** Start of Material for the task **

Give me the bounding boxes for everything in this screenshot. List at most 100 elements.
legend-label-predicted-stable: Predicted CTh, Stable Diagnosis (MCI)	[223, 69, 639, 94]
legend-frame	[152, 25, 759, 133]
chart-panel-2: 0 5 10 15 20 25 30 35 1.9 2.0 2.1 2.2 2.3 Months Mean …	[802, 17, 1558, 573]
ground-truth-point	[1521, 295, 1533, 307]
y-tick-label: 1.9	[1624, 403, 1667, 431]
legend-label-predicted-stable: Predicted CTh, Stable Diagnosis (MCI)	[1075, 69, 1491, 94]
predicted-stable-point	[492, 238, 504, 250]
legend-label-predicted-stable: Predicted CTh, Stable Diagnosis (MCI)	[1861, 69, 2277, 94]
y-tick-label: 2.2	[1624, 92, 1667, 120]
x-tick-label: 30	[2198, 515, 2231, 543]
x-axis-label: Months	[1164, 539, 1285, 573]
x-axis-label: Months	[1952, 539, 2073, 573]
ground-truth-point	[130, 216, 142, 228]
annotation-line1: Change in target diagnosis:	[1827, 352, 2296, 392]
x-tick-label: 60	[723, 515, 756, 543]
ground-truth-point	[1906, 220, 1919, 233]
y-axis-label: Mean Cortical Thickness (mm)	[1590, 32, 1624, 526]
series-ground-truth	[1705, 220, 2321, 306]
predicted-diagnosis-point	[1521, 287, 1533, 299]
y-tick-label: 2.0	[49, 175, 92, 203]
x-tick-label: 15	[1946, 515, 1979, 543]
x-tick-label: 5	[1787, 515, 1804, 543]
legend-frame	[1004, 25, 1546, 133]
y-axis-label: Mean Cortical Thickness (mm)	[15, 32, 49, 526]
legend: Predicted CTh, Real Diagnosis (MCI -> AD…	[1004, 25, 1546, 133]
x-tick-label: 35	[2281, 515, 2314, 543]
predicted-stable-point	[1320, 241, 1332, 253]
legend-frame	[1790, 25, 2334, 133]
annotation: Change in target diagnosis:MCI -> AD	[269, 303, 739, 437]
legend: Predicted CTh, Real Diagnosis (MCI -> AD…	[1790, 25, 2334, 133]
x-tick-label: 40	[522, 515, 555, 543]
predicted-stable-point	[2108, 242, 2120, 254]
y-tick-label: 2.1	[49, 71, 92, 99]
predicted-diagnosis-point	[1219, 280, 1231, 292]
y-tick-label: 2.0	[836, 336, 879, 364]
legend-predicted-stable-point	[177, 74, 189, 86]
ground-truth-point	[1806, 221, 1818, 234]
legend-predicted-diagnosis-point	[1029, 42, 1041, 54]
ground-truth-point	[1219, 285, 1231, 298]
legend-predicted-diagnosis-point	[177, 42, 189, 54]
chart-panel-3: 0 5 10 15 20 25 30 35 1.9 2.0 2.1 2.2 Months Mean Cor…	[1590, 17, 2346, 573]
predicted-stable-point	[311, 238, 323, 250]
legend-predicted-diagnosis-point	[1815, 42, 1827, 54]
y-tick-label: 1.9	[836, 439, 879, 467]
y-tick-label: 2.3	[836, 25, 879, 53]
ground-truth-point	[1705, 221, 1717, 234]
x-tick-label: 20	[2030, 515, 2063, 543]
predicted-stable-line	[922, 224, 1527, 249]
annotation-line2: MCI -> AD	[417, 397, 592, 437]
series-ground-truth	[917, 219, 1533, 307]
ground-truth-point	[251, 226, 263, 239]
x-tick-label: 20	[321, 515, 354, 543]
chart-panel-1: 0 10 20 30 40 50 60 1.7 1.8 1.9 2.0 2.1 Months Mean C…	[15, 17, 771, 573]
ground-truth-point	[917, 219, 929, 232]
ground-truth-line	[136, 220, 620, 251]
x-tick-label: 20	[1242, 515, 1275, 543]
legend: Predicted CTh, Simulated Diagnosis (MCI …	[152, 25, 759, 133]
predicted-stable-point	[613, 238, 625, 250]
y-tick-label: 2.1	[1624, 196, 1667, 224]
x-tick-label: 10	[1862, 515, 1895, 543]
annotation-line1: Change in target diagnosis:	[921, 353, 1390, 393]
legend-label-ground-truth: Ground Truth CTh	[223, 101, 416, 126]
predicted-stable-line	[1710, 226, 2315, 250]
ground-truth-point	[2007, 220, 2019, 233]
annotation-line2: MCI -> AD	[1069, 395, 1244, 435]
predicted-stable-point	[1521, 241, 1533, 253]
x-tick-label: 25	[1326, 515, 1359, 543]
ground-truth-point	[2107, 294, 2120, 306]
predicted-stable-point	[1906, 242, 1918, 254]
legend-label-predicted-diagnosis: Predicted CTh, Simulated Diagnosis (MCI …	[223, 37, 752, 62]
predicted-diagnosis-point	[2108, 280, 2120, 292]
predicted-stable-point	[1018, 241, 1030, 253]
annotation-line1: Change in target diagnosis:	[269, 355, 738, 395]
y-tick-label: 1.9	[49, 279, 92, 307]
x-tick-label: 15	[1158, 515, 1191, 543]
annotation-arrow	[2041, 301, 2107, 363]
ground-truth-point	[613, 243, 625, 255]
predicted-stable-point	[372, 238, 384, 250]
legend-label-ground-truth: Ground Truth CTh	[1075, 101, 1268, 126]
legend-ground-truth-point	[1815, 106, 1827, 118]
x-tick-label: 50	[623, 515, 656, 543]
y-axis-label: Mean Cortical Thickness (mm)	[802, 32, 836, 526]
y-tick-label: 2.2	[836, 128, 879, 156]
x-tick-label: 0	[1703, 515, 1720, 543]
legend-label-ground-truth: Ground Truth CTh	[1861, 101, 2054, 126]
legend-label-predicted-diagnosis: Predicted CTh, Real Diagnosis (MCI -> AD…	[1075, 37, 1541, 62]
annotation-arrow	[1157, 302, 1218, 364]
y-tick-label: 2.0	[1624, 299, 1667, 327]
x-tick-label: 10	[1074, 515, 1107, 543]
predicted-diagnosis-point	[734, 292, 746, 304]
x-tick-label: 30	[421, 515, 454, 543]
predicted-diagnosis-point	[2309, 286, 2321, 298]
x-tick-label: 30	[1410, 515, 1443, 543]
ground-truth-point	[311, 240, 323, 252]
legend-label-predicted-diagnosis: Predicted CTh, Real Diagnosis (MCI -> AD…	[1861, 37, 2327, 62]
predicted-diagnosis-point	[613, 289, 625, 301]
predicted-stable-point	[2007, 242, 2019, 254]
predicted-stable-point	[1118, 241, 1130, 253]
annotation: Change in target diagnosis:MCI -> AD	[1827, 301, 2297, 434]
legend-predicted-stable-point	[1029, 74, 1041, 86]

** End of Material for the task **

* **What you have to do**
Copy the rows word for word, from the first row through the row containing "42, 189, 54]", including both.

* **Task result**
Give me the bounding boxes for everything in this screenshot. List at most 100 elements.
legend-label-predicted-stable: Predicted CTh, Stable Diagnosis (MCI)	[223, 69, 639, 94]
legend-frame	[152, 25, 759, 133]
chart-panel-2: 0 5 10 15 20 25 30 35 1.9 2.0 2.1 2.2 2.3 Months Mean …	[802, 17, 1558, 573]
ground-truth-point	[1521, 295, 1533, 307]
y-tick-label: 1.9	[1624, 403, 1667, 431]
legend-label-predicted-stable: Predicted CTh, Stable Diagnosis (MCI)	[1075, 69, 1491, 94]
predicted-stable-point	[492, 238, 504, 250]
legend-label-predicted-stable: Predicted CTh, Stable Diagnosis (MCI)	[1861, 69, 2277, 94]
y-tick-label: 2.2	[1624, 92, 1667, 120]
x-tick-label: 30	[2198, 515, 2231, 543]
x-axis-label: Months	[1164, 539, 1285, 573]
x-axis-label: Months	[1952, 539, 2073, 573]
ground-truth-point	[130, 216, 142, 228]
annotation-line1: Change in target diagnosis:	[1827, 352, 2296, 392]
x-tick-label: 60	[723, 515, 756, 543]
ground-truth-point	[1906, 220, 1919, 233]
y-axis-label: Mean Cortical Thickness (mm)	[1590, 32, 1624, 526]
series-ground-truth	[1705, 220, 2321, 306]
predicted-diagnosis-point	[1521, 287, 1533, 299]
y-tick-label: 2.0	[49, 175, 92, 203]
x-tick-label: 15	[1946, 515, 1979, 543]
x-tick-label: 5	[1787, 515, 1804, 543]
legend-frame	[1004, 25, 1546, 133]
y-axis-label: Mean Cortical Thickness (mm)	[15, 32, 49, 526]
legend: Predicted CTh, Real Diagnosis (MCI -> AD…	[1004, 25, 1546, 133]
x-tick-label: 35	[2281, 515, 2314, 543]
predicted-stable-point	[1320, 241, 1332, 253]
legend-frame	[1790, 25, 2334, 133]
annotation: Change in target diagnosis:MCI -> AD	[269, 303, 739, 437]
legend: Predicted CTh, Real Diagnosis (MCI -> AD…	[1790, 25, 2334, 133]
x-tick-label: 40	[522, 515, 555, 543]
predicted-stable-point	[2108, 242, 2120, 254]
y-tick-label: 2.1	[49, 71, 92, 99]
predicted-diagnosis-point	[1219, 280, 1231, 292]
y-tick-label: 2.0	[836, 336, 879, 364]
legend-predicted-stable-point	[177, 74, 189, 86]
ground-truth-point	[1806, 221, 1818, 234]
legend-predicted-diagnosis-point	[1029, 42, 1041, 54]
ground-truth-point	[1219, 285, 1231, 298]
legend-predicted-diagnosis-point	[177, 42, 189, 54]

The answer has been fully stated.